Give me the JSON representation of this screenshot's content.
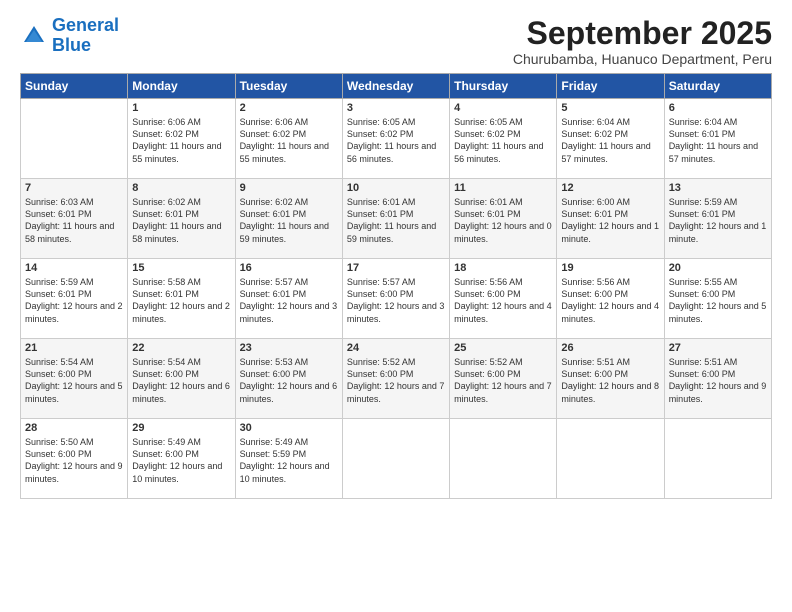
{
  "header": {
    "logo_line1": "General",
    "logo_line2": "Blue",
    "month": "September 2025",
    "location": "Churubamba, Huanuco Department, Peru"
  },
  "days_of_week": [
    "Sunday",
    "Monday",
    "Tuesday",
    "Wednesday",
    "Thursday",
    "Friday",
    "Saturday"
  ],
  "weeks": [
    [
      {
        "day": "",
        "sunrise": "",
        "sunset": "",
        "daylight": ""
      },
      {
        "day": "1",
        "sunrise": "6:06 AM",
        "sunset": "6:02 PM",
        "daylight": "11 hours and 55 minutes."
      },
      {
        "day": "2",
        "sunrise": "6:06 AM",
        "sunset": "6:02 PM",
        "daylight": "11 hours and 55 minutes."
      },
      {
        "day": "3",
        "sunrise": "6:05 AM",
        "sunset": "6:02 PM",
        "daylight": "11 hours and 56 minutes."
      },
      {
        "day": "4",
        "sunrise": "6:05 AM",
        "sunset": "6:02 PM",
        "daylight": "11 hours and 56 minutes."
      },
      {
        "day": "5",
        "sunrise": "6:04 AM",
        "sunset": "6:02 PM",
        "daylight": "11 hours and 57 minutes."
      },
      {
        "day": "6",
        "sunrise": "6:04 AM",
        "sunset": "6:01 PM",
        "daylight": "11 hours and 57 minutes."
      }
    ],
    [
      {
        "day": "7",
        "sunrise": "6:03 AM",
        "sunset": "6:01 PM",
        "daylight": "11 hours and 58 minutes."
      },
      {
        "day": "8",
        "sunrise": "6:02 AM",
        "sunset": "6:01 PM",
        "daylight": "11 hours and 58 minutes."
      },
      {
        "day": "9",
        "sunrise": "6:02 AM",
        "sunset": "6:01 PM",
        "daylight": "11 hours and 59 minutes."
      },
      {
        "day": "10",
        "sunrise": "6:01 AM",
        "sunset": "6:01 PM",
        "daylight": "11 hours and 59 minutes."
      },
      {
        "day": "11",
        "sunrise": "6:01 AM",
        "sunset": "6:01 PM",
        "daylight": "12 hours and 0 minutes."
      },
      {
        "day": "12",
        "sunrise": "6:00 AM",
        "sunset": "6:01 PM",
        "daylight": "12 hours and 1 minute."
      },
      {
        "day": "13",
        "sunrise": "5:59 AM",
        "sunset": "6:01 PM",
        "daylight": "12 hours and 1 minute."
      }
    ],
    [
      {
        "day": "14",
        "sunrise": "5:59 AM",
        "sunset": "6:01 PM",
        "daylight": "12 hours and 2 minutes."
      },
      {
        "day": "15",
        "sunrise": "5:58 AM",
        "sunset": "6:01 PM",
        "daylight": "12 hours and 2 minutes."
      },
      {
        "day": "16",
        "sunrise": "5:57 AM",
        "sunset": "6:01 PM",
        "daylight": "12 hours and 3 minutes."
      },
      {
        "day": "17",
        "sunrise": "5:57 AM",
        "sunset": "6:00 PM",
        "daylight": "12 hours and 3 minutes."
      },
      {
        "day": "18",
        "sunrise": "5:56 AM",
        "sunset": "6:00 PM",
        "daylight": "12 hours and 4 minutes."
      },
      {
        "day": "19",
        "sunrise": "5:56 AM",
        "sunset": "6:00 PM",
        "daylight": "12 hours and 4 minutes."
      },
      {
        "day": "20",
        "sunrise": "5:55 AM",
        "sunset": "6:00 PM",
        "daylight": "12 hours and 5 minutes."
      }
    ],
    [
      {
        "day": "21",
        "sunrise": "5:54 AM",
        "sunset": "6:00 PM",
        "daylight": "12 hours and 5 minutes."
      },
      {
        "day": "22",
        "sunrise": "5:54 AM",
        "sunset": "6:00 PM",
        "daylight": "12 hours and 6 minutes."
      },
      {
        "day": "23",
        "sunrise": "5:53 AM",
        "sunset": "6:00 PM",
        "daylight": "12 hours and 6 minutes."
      },
      {
        "day": "24",
        "sunrise": "5:52 AM",
        "sunset": "6:00 PM",
        "daylight": "12 hours and 7 minutes."
      },
      {
        "day": "25",
        "sunrise": "5:52 AM",
        "sunset": "6:00 PM",
        "daylight": "12 hours and 7 minutes."
      },
      {
        "day": "26",
        "sunrise": "5:51 AM",
        "sunset": "6:00 PM",
        "daylight": "12 hours and 8 minutes."
      },
      {
        "day": "27",
        "sunrise": "5:51 AM",
        "sunset": "6:00 PM",
        "daylight": "12 hours and 9 minutes."
      }
    ],
    [
      {
        "day": "28",
        "sunrise": "5:50 AM",
        "sunset": "6:00 PM",
        "daylight": "12 hours and 9 minutes."
      },
      {
        "day": "29",
        "sunrise": "5:49 AM",
        "sunset": "6:00 PM",
        "daylight": "12 hours and 10 minutes."
      },
      {
        "day": "30",
        "sunrise": "5:49 AM",
        "sunset": "5:59 PM",
        "daylight": "12 hours and 10 minutes."
      },
      {
        "day": "",
        "sunrise": "",
        "sunset": "",
        "daylight": ""
      },
      {
        "day": "",
        "sunrise": "",
        "sunset": "",
        "daylight": ""
      },
      {
        "day": "",
        "sunrise": "",
        "sunset": "",
        "daylight": ""
      },
      {
        "day": "",
        "sunrise": "",
        "sunset": "",
        "daylight": ""
      }
    ]
  ]
}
- - - - -
> Short exercise: The records shown above are to be repeated exactly, with the pictures left out.

> Full output:
Give me the JSON representation of this screenshot's content.
{
  "header": {
    "logo_line1": "General",
    "logo_line2": "Blue",
    "month": "September 2025",
    "location": "Churubamba, Huanuco Department, Peru"
  },
  "days_of_week": [
    "Sunday",
    "Monday",
    "Tuesday",
    "Wednesday",
    "Thursday",
    "Friday",
    "Saturday"
  ],
  "weeks": [
    [
      {
        "day": "",
        "sunrise": "",
        "sunset": "",
        "daylight": ""
      },
      {
        "day": "1",
        "sunrise": "6:06 AM",
        "sunset": "6:02 PM",
        "daylight": "11 hours and 55 minutes."
      },
      {
        "day": "2",
        "sunrise": "6:06 AM",
        "sunset": "6:02 PM",
        "daylight": "11 hours and 55 minutes."
      },
      {
        "day": "3",
        "sunrise": "6:05 AM",
        "sunset": "6:02 PM",
        "daylight": "11 hours and 56 minutes."
      },
      {
        "day": "4",
        "sunrise": "6:05 AM",
        "sunset": "6:02 PM",
        "daylight": "11 hours and 56 minutes."
      },
      {
        "day": "5",
        "sunrise": "6:04 AM",
        "sunset": "6:02 PM",
        "daylight": "11 hours and 57 minutes."
      },
      {
        "day": "6",
        "sunrise": "6:04 AM",
        "sunset": "6:01 PM",
        "daylight": "11 hours and 57 minutes."
      }
    ],
    [
      {
        "day": "7",
        "sunrise": "6:03 AM",
        "sunset": "6:01 PM",
        "daylight": "11 hours and 58 minutes."
      },
      {
        "day": "8",
        "sunrise": "6:02 AM",
        "sunset": "6:01 PM",
        "daylight": "11 hours and 58 minutes."
      },
      {
        "day": "9",
        "sunrise": "6:02 AM",
        "sunset": "6:01 PM",
        "daylight": "11 hours and 59 minutes."
      },
      {
        "day": "10",
        "sunrise": "6:01 AM",
        "sunset": "6:01 PM",
        "daylight": "11 hours and 59 minutes."
      },
      {
        "day": "11",
        "sunrise": "6:01 AM",
        "sunset": "6:01 PM",
        "daylight": "12 hours and 0 minutes."
      },
      {
        "day": "12",
        "sunrise": "6:00 AM",
        "sunset": "6:01 PM",
        "daylight": "12 hours and 1 minute."
      },
      {
        "day": "13",
        "sunrise": "5:59 AM",
        "sunset": "6:01 PM",
        "daylight": "12 hours and 1 minute."
      }
    ],
    [
      {
        "day": "14",
        "sunrise": "5:59 AM",
        "sunset": "6:01 PM",
        "daylight": "12 hours and 2 minutes."
      },
      {
        "day": "15",
        "sunrise": "5:58 AM",
        "sunset": "6:01 PM",
        "daylight": "12 hours and 2 minutes."
      },
      {
        "day": "16",
        "sunrise": "5:57 AM",
        "sunset": "6:01 PM",
        "daylight": "12 hours and 3 minutes."
      },
      {
        "day": "17",
        "sunrise": "5:57 AM",
        "sunset": "6:00 PM",
        "daylight": "12 hours and 3 minutes."
      },
      {
        "day": "18",
        "sunrise": "5:56 AM",
        "sunset": "6:00 PM",
        "daylight": "12 hours and 4 minutes."
      },
      {
        "day": "19",
        "sunrise": "5:56 AM",
        "sunset": "6:00 PM",
        "daylight": "12 hours and 4 minutes."
      },
      {
        "day": "20",
        "sunrise": "5:55 AM",
        "sunset": "6:00 PM",
        "daylight": "12 hours and 5 minutes."
      }
    ],
    [
      {
        "day": "21",
        "sunrise": "5:54 AM",
        "sunset": "6:00 PM",
        "daylight": "12 hours and 5 minutes."
      },
      {
        "day": "22",
        "sunrise": "5:54 AM",
        "sunset": "6:00 PM",
        "daylight": "12 hours and 6 minutes."
      },
      {
        "day": "23",
        "sunrise": "5:53 AM",
        "sunset": "6:00 PM",
        "daylight": "12 hours and 6 minutes."
      },
      {
        "day": "24",
        "sunrise": "5:52 AM",
        "sunset": "6:00 PM",
        "daylight": "12 hours and 7 minutes."
      },
      {
        "day": "25",
        "sunrise": "5:52 AM",
        "sunset": "6:00 PM",
        "daylight": "12 hours and 7 minutes."
      },
      {
        "day": "26",
        "sunrise": "5:51 AM",
        "sunset": "6:00 PM",
        "daylight": "12 hours and 8 minutes."
      },
      {
        "day": "27",
        "sunrise": "5:51 AM",
        "sunset": "6:00 PM",
        "daylight": "12 hours and 9 minutes."
      }
    ],
    [
      {
        "day": "28",
        "sunrise": "5:50 AM",
        "sunset": "6:00 PM",
        "daylight": "12 hours and 9 minutes."
      },
      {
        "day": "29",
        "sunrise": "5:49 AM",
        "sunset": "6:00 PM",
        "daylight": "12 hours and 10 minutes."
      },
      {
        "day": "30",
        "sunrise": "5:49 AM",
        "sunset": "5:59 PM",
        "daylight": "12 hours and 10 minutes."
      },
      {
        "day": "",
        "sunrise": "",
        "sunset": "",
        "daylight": ""
      },
      {
        "day": "",
        "sunrise": "",
        "sunset": "",
        "daylight": ""
      },
      {
        "day": "",
        "sunrise": "",
        "sunset": "",
        "daylight": ""
      },
      {
        "day": "",
        "sunrise": "",
        "sunset": "",
        "daylight": ""
      }
    ]
  ]
}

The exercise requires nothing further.